>> Begin Entries shown
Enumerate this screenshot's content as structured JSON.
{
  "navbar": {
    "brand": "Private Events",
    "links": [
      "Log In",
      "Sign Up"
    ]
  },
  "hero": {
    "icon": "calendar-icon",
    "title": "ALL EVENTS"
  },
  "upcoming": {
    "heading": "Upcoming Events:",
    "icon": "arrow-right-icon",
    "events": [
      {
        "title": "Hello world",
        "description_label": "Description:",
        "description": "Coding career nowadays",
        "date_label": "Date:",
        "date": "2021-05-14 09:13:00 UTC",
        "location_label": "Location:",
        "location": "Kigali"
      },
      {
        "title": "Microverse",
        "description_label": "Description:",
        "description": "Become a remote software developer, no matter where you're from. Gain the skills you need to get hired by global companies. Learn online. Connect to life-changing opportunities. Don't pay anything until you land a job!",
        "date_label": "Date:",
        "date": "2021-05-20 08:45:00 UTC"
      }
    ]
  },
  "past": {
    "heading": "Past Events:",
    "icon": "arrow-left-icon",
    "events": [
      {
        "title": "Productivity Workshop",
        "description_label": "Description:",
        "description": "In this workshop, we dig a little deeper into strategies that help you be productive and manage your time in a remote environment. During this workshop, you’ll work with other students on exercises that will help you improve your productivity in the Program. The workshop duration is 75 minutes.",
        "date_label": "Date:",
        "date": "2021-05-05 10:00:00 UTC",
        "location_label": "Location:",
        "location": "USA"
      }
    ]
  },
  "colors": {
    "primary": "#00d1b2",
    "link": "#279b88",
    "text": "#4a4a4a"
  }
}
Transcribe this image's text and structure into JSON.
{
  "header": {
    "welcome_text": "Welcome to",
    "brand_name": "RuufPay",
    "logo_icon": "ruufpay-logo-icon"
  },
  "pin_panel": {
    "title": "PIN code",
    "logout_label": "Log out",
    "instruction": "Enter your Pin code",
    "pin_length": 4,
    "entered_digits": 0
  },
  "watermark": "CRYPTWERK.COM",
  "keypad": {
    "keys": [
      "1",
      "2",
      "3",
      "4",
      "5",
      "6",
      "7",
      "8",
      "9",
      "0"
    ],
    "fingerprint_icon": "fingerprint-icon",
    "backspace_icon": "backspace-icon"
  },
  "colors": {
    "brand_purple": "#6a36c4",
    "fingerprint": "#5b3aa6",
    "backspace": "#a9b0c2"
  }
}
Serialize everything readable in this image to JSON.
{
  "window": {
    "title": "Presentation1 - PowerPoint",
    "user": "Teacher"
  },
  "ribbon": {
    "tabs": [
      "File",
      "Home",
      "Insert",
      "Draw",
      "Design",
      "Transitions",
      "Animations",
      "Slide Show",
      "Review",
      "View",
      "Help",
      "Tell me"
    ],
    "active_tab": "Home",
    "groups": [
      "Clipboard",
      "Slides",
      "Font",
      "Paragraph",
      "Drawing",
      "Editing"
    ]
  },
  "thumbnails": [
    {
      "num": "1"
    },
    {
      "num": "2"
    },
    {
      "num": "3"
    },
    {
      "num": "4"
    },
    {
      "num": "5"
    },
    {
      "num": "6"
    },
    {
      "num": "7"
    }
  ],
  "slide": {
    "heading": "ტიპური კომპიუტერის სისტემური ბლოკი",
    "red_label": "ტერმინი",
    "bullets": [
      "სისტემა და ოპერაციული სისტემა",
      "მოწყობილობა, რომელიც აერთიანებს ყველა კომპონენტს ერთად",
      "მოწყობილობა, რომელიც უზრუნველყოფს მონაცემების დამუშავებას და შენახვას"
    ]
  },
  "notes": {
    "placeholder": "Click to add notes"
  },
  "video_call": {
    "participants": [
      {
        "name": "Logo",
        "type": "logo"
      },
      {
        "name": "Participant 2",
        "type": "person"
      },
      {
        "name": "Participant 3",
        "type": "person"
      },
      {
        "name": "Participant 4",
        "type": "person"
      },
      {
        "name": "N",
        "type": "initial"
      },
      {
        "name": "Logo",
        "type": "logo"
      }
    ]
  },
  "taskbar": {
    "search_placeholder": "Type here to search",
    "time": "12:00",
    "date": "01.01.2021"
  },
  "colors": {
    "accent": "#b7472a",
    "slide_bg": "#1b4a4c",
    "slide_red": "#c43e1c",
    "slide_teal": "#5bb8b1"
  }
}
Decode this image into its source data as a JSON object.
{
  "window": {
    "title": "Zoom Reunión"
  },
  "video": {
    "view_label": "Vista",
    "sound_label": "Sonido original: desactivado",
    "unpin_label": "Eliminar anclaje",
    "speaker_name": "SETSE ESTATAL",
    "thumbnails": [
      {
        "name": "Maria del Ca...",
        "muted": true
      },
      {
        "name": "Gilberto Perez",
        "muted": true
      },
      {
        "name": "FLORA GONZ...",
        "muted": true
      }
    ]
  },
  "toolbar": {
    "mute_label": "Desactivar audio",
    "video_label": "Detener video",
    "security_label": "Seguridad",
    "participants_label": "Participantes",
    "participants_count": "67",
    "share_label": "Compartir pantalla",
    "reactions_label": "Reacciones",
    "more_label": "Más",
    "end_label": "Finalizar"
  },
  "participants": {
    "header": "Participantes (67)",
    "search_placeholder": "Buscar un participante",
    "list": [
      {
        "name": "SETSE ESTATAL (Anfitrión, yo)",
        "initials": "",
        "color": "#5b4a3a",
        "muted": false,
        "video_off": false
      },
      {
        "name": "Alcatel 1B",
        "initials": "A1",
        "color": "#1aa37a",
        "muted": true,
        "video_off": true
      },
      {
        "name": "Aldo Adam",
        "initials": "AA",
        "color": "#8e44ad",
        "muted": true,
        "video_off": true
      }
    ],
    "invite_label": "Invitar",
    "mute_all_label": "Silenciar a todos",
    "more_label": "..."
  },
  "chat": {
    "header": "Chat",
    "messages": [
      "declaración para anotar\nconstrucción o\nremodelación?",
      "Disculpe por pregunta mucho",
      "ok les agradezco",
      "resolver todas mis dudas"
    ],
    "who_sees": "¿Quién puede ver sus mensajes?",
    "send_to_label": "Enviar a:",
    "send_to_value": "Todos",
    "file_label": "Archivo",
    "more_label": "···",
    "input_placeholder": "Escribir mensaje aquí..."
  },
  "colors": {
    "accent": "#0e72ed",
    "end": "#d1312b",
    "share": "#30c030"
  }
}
>> End Entries shown
## Goal
Count the lines that hold the string "notes", and reply with that number alone.

## Task result
2